Some records:
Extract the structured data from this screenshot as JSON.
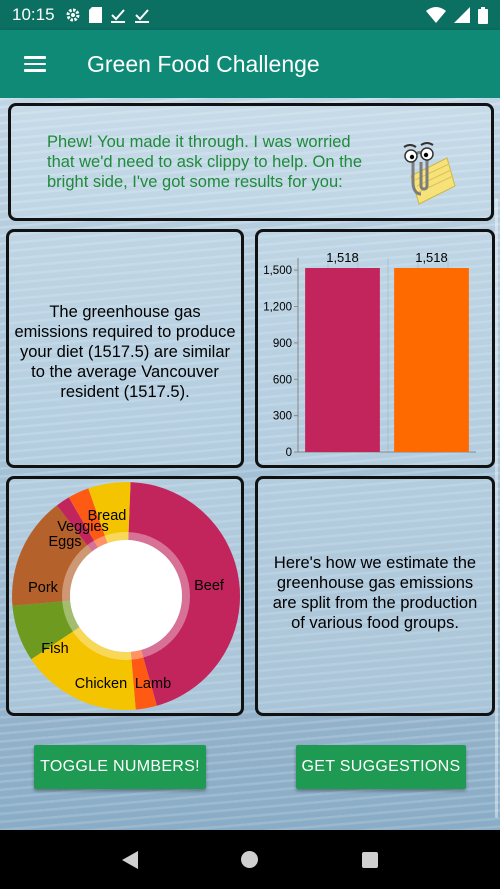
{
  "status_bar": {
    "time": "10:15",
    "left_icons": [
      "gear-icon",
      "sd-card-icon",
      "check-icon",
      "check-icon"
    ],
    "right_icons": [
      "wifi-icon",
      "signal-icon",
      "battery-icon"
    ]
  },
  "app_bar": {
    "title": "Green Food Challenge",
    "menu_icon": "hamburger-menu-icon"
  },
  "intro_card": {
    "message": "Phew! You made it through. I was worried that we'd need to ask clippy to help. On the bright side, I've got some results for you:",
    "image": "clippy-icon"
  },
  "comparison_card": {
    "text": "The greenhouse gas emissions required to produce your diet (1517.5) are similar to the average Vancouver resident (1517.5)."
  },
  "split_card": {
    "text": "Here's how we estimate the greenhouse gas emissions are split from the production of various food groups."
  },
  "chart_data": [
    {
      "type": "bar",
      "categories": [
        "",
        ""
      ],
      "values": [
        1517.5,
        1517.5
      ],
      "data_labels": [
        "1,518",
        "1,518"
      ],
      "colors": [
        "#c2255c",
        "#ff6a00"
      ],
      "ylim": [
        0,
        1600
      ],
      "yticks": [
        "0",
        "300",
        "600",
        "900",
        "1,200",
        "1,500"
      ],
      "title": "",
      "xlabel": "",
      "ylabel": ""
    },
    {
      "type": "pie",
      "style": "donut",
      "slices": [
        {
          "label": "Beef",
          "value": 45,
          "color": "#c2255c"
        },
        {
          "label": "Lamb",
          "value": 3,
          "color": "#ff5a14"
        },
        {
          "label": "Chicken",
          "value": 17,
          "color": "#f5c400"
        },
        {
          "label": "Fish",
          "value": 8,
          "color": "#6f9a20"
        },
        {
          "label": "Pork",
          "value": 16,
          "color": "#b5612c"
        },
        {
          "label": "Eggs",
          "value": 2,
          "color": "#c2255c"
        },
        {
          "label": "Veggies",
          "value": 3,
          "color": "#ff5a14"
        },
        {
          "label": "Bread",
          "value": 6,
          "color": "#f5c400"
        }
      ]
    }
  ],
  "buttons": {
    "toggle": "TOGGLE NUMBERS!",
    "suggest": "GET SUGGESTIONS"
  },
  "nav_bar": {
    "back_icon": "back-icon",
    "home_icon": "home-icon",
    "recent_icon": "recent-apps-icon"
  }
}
--
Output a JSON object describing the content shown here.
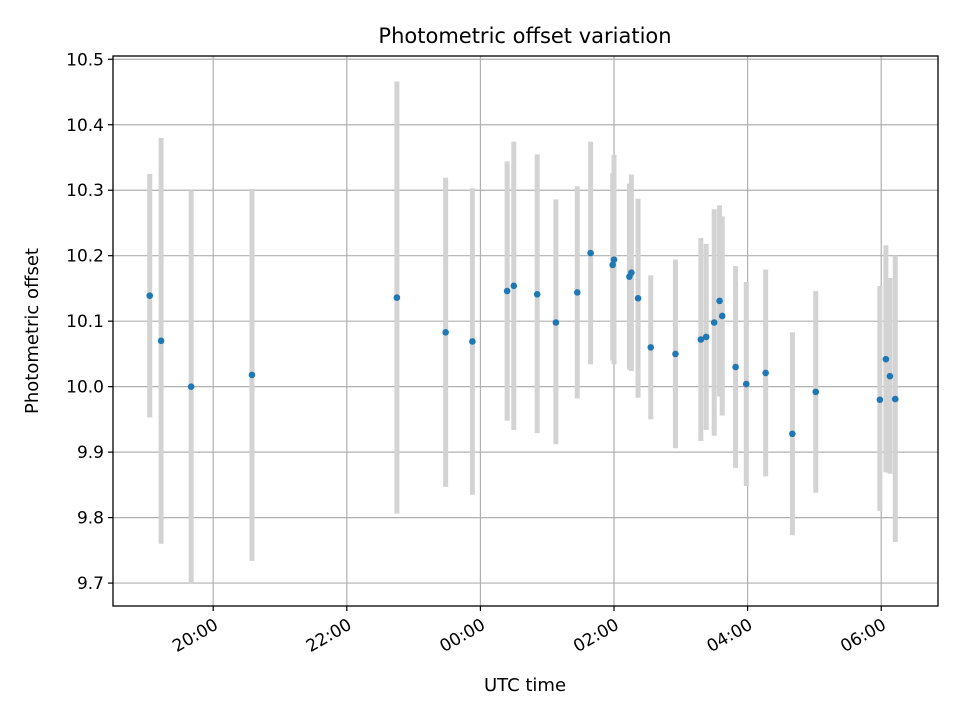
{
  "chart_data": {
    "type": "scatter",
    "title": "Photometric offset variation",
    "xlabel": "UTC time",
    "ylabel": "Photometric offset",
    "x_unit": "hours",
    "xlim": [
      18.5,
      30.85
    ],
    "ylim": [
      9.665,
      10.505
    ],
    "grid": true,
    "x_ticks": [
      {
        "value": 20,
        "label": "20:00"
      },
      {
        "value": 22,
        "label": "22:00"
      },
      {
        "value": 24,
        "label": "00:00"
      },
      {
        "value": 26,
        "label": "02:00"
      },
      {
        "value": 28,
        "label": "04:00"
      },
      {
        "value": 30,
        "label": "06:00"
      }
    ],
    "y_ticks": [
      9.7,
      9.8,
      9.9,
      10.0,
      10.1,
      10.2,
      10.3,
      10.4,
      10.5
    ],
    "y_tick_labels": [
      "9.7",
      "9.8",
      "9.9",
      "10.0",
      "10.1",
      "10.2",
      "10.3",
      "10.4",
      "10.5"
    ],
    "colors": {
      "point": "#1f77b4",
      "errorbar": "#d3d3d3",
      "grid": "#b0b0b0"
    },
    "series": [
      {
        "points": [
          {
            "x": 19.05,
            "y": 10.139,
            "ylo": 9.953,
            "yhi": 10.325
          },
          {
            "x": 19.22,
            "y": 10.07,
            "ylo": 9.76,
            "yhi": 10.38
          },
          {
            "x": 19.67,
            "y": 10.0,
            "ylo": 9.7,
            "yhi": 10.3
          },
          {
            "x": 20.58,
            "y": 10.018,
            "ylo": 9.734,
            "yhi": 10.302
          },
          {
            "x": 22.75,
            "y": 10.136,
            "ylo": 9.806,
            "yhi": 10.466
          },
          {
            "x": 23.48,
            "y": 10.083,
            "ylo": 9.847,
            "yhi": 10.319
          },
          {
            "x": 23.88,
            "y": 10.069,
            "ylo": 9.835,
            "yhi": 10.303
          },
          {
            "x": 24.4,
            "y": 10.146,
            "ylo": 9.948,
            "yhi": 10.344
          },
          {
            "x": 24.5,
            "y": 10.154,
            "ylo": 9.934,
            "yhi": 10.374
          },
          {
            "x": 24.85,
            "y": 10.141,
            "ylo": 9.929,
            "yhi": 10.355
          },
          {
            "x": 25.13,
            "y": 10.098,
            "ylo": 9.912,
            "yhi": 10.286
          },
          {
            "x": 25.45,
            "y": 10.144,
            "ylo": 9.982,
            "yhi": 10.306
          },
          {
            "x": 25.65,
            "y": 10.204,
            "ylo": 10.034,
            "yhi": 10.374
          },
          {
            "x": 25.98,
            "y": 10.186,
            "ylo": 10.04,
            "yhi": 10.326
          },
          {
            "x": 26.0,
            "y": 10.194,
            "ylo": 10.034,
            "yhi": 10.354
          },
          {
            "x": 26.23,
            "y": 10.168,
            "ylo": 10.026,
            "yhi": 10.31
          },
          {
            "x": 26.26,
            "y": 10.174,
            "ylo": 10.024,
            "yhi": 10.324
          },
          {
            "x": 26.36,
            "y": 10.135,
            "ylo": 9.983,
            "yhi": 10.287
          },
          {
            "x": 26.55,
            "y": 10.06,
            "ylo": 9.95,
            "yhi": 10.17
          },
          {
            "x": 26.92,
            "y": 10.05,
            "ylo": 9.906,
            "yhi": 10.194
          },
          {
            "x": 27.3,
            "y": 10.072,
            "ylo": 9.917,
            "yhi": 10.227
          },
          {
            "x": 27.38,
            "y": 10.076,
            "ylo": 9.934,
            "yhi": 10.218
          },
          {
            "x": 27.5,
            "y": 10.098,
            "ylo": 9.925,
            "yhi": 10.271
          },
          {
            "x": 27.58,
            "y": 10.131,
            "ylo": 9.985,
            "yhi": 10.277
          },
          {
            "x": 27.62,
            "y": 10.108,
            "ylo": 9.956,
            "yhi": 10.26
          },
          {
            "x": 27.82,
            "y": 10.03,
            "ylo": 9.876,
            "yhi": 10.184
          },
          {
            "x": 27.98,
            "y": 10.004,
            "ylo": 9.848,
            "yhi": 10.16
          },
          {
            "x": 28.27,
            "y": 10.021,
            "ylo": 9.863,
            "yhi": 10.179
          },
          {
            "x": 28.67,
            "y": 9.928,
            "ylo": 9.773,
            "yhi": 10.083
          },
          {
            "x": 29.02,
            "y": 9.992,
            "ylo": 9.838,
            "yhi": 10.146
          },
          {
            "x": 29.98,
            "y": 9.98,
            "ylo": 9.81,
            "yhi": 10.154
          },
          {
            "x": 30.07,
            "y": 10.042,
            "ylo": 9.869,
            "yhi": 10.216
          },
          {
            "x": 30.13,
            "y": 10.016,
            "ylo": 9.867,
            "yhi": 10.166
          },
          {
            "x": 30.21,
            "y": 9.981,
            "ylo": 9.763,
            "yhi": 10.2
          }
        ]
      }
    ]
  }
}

■ Set task:
State the number of lines in these entries that include the string "from". Provide nothing beyond that number.

■ Full answer:
2